## EXERCISE OBJECTIVE
Exactly as written, quote every line that follows, skipping the images.

___ EXERCISE INPUTS ___

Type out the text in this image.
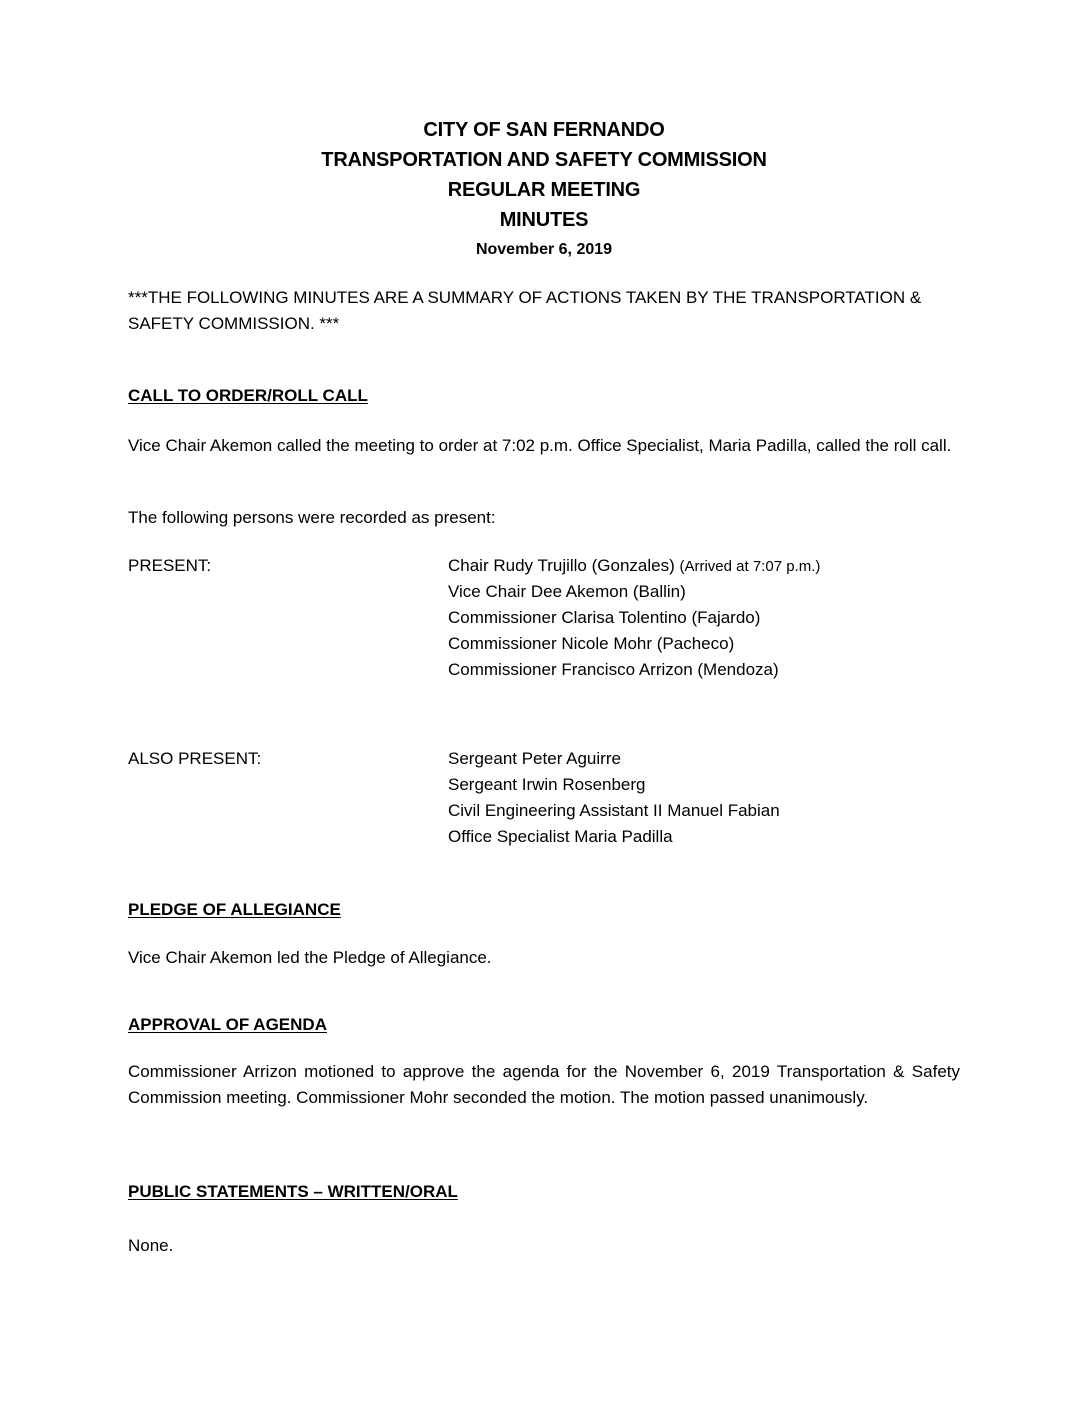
CITY OF SAN FERNANDO
TRANSPORTATION AND SAFETY COMMISSION
REGULAR MEETING
MINUTES
November 6, 2019
***THE FOLLOWING MINUTES ARE A SUMMARY OF ACTIONS TAKEN BY THE TRANSPORTATION & SAFETY COMMISSION. ***
CALL TO ORDER/ROLL CALL
Vice Chair Akemon called the meeting to order at 7:02 p.m. Office Specialist, Maria Padilla, called the roll call.
The following persons were recorded as present:
PRESENT:	Chair Rudy Trujillo (Gonzales) (Arrived at 7:07 p.m.)
Vice Chair Dee Akemon (Ballin)
Commissioner Clarisa Tolentino (Fajardo)
Commissioner Nicole Mohr (Pacheco)
Commissioner Francisco Arrizon (Mendoza)
ALSO PRESENT:	Sergeant Peter Aguirre
Sergeant Irwin Rosenberg
Civil Engineering Assistant II Manuel Fabian
Office Specialist Maria Padilla
PLEDGE OF ALLEGIANCE
Vice Chair Akemon led the Pledge of Allegiance.
APPROVAL OF AGENDA
Commissioner Arrizon motioned to approve the agenda for the November 6, 2019 Transportation & Safety Commission meeting. Commissioner Mohr seconded the motion. The motion passed unanimously.
PUBLIC STATEMENTS – WRITTEN/ORAL
None.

___

## RESPONSE FOR THIS EXERCISE
Type out the text in this image.
CITY OF SAN FERNANDO
TRANSPORTATION AND SAFETY COMMISSION
REGULAR MEETING
MINUTES
November 6, 2019
***THE FOLLOWING MINUTES ARE A SUMMARY OF ACTIONS TAKEN BY THE TRANSPORTATION & SAFETY COMMISSION. ***
CALL TO ORDER/ROLL CALL
Vice Chair Akemon called the meeting to order at 7:02 p.m. Office Specialist, Maria Padilla, called the roll call.
The following persons were recorded as present:
PRESENT:	Chair Rudy Trujillo (Gonzales) (Arrived at 7:07 p.m.)
Vice Chair Dee Akemon (Ballin)
Commissioner Clarisa Tolentino (Fajardo)
Commissioner Nicole Mohr (Pacheco)
Commissioner Francisco Arrizon (Mendoza)
ALSO PRESENT:	Sergeant Peter Aguirre
Sergeant Irwin Rosenberg
Civil Engineering Assistant II Manuel Fabian
Office Specialist Maria Padilla
PLEDGE OF ALLEGIANCE
Vice Chair Akemon led the Pledge of Allegiance.
APPROVAL OF AGENDA
Commissioner Arrizon motioned to approve the agenda for the November 6, 2019 Transportation & Safety Commission meeting. Commissioner Mohr seconded the motion. The motion passed unanimously.
PUBLIC STATEMENTS – WRITTEN/ORAL
None.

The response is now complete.